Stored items
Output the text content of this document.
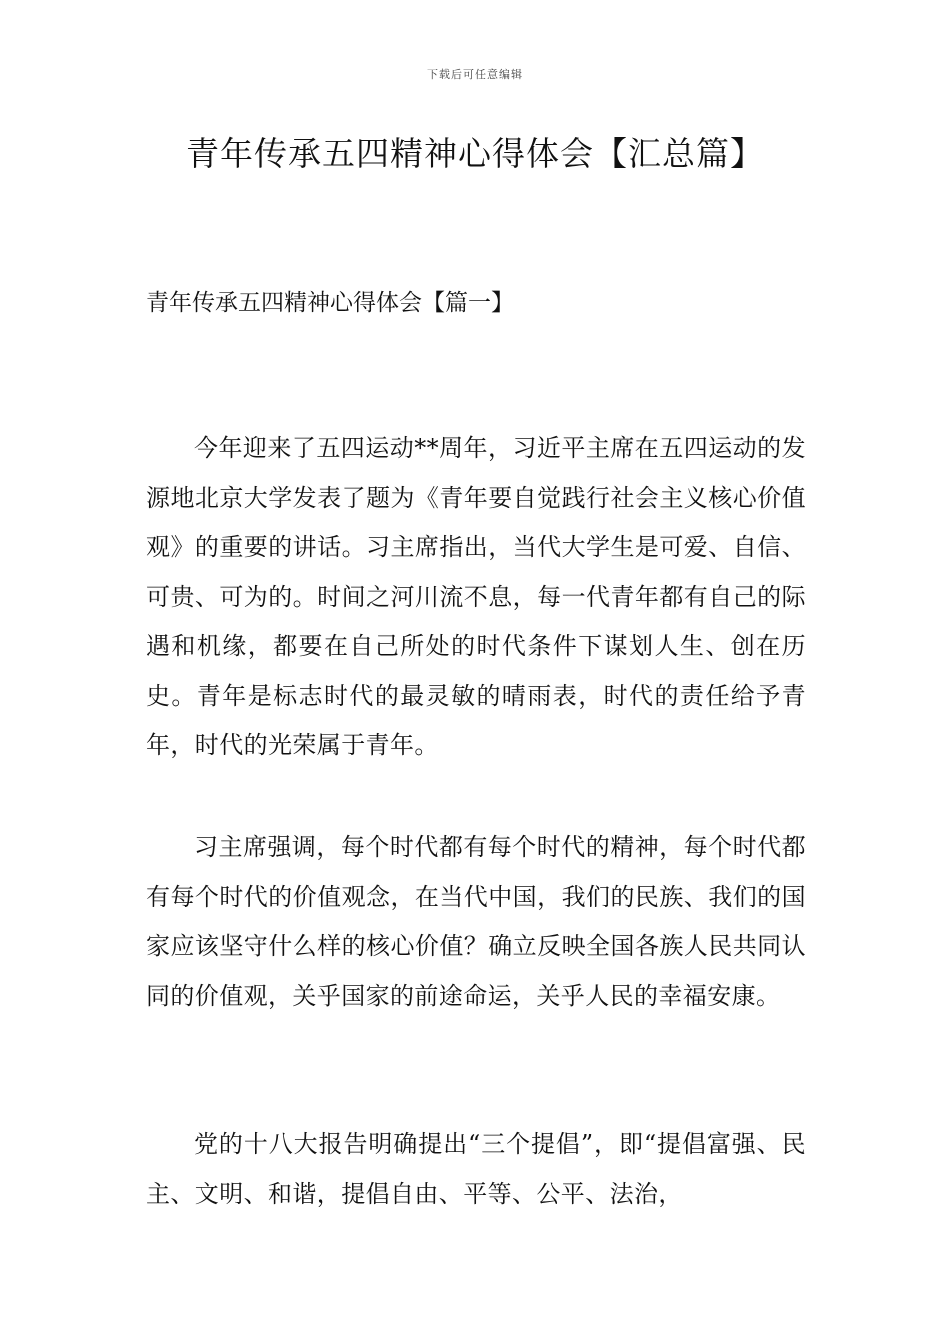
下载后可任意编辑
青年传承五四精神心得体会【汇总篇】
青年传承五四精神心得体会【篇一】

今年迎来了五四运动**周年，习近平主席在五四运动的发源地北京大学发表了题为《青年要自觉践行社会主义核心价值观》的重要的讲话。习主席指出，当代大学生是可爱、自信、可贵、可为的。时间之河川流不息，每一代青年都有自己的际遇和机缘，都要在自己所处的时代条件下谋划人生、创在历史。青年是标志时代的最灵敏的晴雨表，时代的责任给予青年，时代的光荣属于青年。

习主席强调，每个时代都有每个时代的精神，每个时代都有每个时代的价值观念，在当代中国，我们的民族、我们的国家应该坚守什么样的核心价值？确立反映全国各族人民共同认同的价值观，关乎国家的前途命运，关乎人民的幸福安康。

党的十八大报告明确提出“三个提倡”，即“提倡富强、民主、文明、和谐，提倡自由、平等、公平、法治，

*Aim of the exercise*.
Output all of the entries verbatim, leaving out any images.

*Exercise result*.
Output the text content of this document.
下载后可任意编辑
青年传承五四精神心得体会【汇总篇】
青年传承五四精神心得体会【篇一】

今年迎来了五四运动**周年，习近平主席在五四运动的发源地北京大学发表了题为《青年要自觉践行社会主义核心价值观》的重要的讲话。习主席指出，当代大学生是可爱、自信、可贵、可为的。时间之河川流不息，每一代青年都有自己的际遇和机缘，都要在自己所处的时代条件下谋划人生、创在历史。青年是标志时代的最灵敏的晴雨表，时代的责任给予青年，时代的光荣属于青年。

习主席强调，每个时代都有每个时代的精神，每个时代都有每个时代的价值观念，在当代中国，我们的民族、我们的国家应该坚守什么样的核心价值？确立反映全国各族人民共同认同的价值观，关乎国家的前途命运，关乎人民的幸福安康。

党的十八大报告明确提出“三个提倡”，即“提倡富强、民主、文明、和谐，提倡自由、平等、公平、法治，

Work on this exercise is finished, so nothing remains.